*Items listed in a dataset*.
- - -

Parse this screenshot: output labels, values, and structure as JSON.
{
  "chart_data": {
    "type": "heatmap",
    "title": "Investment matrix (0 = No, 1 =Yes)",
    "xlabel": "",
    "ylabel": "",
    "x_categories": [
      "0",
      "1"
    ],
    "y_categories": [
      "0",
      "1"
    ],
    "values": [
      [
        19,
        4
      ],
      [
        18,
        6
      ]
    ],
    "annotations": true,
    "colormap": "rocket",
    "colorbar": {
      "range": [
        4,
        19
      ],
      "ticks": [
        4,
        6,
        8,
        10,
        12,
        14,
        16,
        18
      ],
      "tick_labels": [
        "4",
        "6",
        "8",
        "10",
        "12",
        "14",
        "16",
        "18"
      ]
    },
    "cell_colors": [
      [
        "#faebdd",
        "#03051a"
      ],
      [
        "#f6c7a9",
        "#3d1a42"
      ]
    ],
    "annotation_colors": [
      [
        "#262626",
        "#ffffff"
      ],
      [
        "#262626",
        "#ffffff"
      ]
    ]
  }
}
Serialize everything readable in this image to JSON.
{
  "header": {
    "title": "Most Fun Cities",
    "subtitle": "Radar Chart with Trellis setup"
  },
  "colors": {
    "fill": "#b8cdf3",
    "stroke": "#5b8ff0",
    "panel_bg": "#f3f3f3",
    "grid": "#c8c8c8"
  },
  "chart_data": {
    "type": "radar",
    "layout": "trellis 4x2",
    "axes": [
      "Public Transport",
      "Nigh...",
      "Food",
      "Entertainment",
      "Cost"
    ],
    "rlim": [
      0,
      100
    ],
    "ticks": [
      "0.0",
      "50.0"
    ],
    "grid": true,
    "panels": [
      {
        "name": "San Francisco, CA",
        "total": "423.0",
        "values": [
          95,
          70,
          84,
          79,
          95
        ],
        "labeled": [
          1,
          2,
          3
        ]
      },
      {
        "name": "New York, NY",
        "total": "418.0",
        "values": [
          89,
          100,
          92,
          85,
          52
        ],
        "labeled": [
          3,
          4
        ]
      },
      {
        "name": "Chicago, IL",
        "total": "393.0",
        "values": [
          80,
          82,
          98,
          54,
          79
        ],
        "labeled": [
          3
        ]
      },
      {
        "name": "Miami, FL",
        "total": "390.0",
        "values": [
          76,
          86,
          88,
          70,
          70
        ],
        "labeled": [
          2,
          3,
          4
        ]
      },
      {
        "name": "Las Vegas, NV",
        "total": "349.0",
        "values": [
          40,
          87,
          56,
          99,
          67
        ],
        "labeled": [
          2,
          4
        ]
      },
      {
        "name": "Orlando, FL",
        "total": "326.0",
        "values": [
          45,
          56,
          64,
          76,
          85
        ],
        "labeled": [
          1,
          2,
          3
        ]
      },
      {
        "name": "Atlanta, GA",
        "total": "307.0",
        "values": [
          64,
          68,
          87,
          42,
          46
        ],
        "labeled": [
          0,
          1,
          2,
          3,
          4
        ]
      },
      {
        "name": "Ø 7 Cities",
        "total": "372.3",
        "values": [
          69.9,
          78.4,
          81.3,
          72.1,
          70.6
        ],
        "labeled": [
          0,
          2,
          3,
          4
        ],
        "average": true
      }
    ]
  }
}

- - -

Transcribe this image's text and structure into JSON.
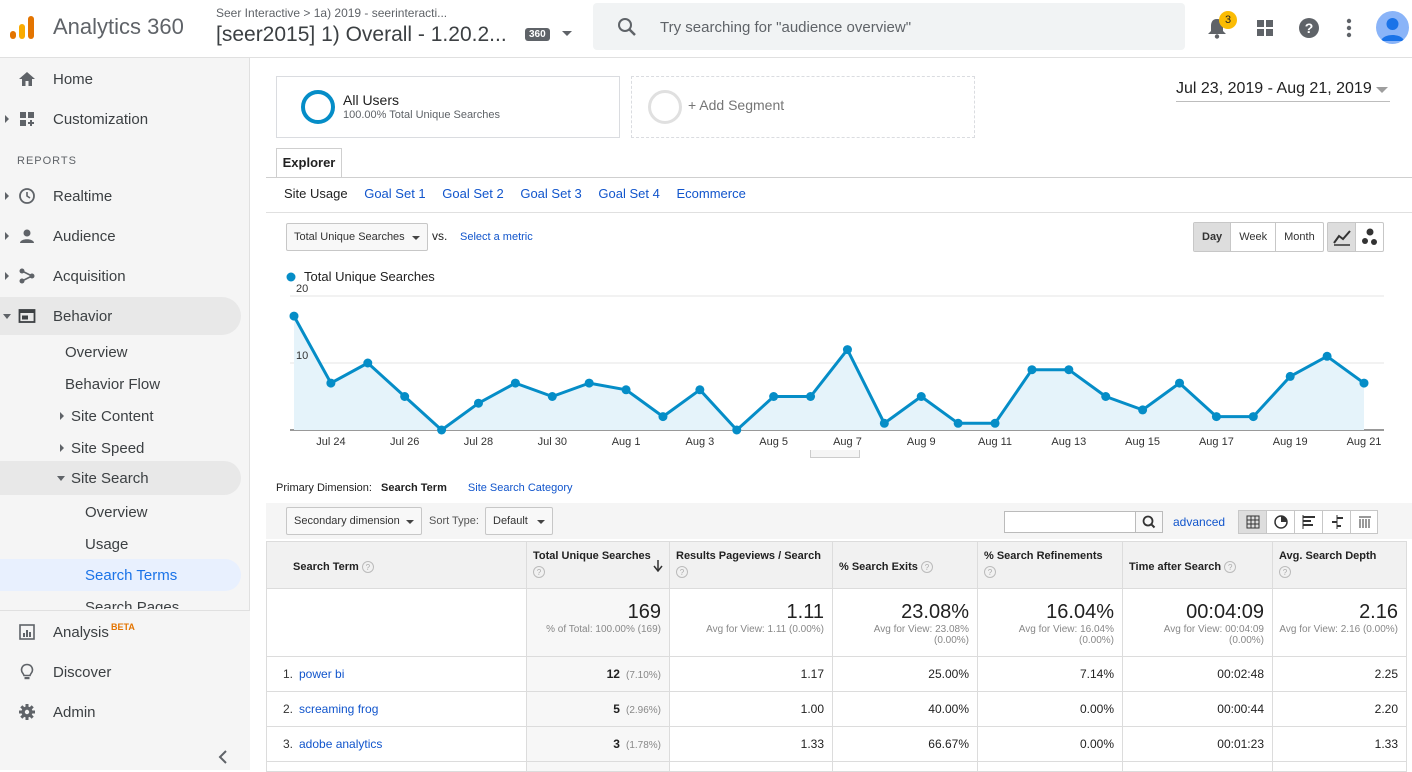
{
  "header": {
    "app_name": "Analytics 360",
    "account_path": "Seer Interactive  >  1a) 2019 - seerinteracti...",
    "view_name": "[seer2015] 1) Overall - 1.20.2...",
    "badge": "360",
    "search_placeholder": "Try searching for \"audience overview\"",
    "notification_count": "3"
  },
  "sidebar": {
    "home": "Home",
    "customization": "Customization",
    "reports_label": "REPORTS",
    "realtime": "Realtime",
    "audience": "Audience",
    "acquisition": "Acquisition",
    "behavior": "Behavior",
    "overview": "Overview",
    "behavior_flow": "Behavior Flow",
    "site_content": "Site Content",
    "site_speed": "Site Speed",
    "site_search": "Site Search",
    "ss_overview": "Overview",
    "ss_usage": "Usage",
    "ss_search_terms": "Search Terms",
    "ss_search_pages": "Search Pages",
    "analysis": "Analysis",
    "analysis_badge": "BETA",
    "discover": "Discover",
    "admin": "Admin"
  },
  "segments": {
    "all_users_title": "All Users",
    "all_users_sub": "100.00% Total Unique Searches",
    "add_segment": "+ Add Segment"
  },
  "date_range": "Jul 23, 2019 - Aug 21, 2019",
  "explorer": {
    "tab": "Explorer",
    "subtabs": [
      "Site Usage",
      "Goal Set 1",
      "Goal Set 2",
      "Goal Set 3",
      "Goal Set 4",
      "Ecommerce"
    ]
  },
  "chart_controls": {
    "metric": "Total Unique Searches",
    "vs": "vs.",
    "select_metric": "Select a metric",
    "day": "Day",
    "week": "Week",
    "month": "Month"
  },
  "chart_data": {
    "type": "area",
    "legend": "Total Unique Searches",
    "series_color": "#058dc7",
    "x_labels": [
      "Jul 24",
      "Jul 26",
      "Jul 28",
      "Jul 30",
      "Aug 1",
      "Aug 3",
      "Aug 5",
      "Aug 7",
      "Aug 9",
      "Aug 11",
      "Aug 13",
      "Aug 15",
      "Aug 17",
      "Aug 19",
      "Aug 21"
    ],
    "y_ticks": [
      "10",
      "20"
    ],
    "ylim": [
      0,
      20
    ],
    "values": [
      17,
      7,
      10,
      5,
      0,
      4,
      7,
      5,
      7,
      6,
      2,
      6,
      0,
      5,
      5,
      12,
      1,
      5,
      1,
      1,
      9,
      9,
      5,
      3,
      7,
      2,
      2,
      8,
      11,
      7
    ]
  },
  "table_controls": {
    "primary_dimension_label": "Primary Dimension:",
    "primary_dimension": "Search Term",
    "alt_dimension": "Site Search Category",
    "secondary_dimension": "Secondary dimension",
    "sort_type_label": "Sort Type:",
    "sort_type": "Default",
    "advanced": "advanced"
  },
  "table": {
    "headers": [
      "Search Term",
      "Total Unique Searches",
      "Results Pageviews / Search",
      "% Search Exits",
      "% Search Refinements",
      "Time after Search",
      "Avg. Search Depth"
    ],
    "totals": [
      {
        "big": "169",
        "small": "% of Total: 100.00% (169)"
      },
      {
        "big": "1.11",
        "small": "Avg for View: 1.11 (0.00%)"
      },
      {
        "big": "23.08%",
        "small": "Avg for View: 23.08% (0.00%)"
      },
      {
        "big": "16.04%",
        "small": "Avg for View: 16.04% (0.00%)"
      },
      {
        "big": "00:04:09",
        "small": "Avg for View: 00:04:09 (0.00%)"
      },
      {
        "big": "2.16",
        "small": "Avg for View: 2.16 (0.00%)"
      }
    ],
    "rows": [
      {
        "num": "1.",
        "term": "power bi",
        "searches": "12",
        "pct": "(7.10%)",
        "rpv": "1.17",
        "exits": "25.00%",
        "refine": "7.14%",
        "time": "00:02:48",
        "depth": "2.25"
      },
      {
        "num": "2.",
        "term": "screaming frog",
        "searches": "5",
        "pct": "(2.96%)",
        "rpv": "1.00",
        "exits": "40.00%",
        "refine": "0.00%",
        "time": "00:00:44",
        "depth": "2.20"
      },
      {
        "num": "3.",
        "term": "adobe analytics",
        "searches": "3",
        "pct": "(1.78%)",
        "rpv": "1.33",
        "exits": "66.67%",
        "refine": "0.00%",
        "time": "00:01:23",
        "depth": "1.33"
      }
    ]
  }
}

- - -

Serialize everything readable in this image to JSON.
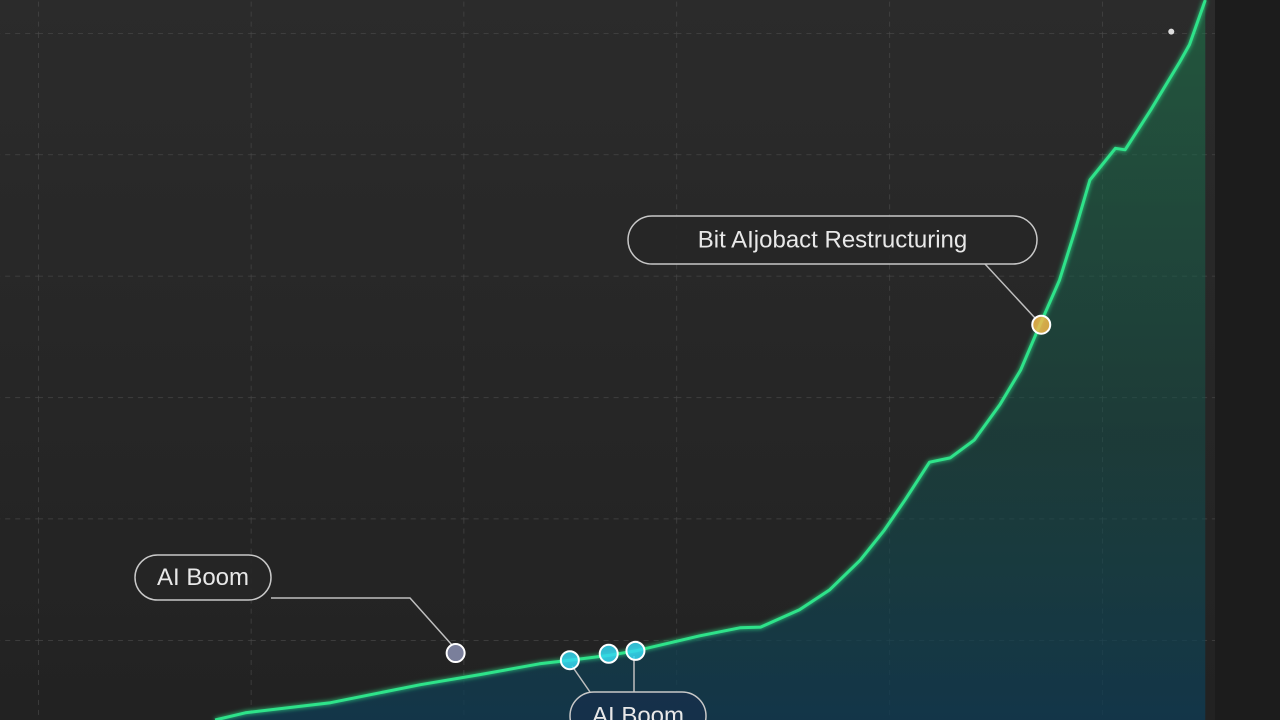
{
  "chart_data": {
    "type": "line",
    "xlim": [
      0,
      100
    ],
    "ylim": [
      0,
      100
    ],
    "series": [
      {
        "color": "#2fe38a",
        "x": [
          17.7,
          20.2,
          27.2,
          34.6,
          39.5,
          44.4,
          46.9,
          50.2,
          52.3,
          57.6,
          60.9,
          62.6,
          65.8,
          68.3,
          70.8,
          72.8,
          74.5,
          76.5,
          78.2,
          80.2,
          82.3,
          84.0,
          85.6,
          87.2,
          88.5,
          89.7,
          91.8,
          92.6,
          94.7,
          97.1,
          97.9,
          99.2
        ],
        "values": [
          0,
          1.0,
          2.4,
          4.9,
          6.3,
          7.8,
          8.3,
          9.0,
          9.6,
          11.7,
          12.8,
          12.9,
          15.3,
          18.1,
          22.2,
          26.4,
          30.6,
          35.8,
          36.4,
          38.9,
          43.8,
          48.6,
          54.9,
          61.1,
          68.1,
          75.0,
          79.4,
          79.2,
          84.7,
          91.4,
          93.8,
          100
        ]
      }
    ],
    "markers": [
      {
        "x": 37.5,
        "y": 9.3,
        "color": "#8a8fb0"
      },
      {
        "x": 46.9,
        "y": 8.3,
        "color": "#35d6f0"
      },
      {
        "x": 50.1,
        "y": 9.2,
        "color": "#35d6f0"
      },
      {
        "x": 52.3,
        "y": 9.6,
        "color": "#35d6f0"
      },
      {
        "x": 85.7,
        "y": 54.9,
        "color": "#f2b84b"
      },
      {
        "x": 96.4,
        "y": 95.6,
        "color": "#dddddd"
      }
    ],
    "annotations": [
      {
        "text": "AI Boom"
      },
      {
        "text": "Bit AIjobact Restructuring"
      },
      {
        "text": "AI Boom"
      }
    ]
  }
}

- - -

In the material above, tally every line with the string "audience" in it, then give that number alone.

2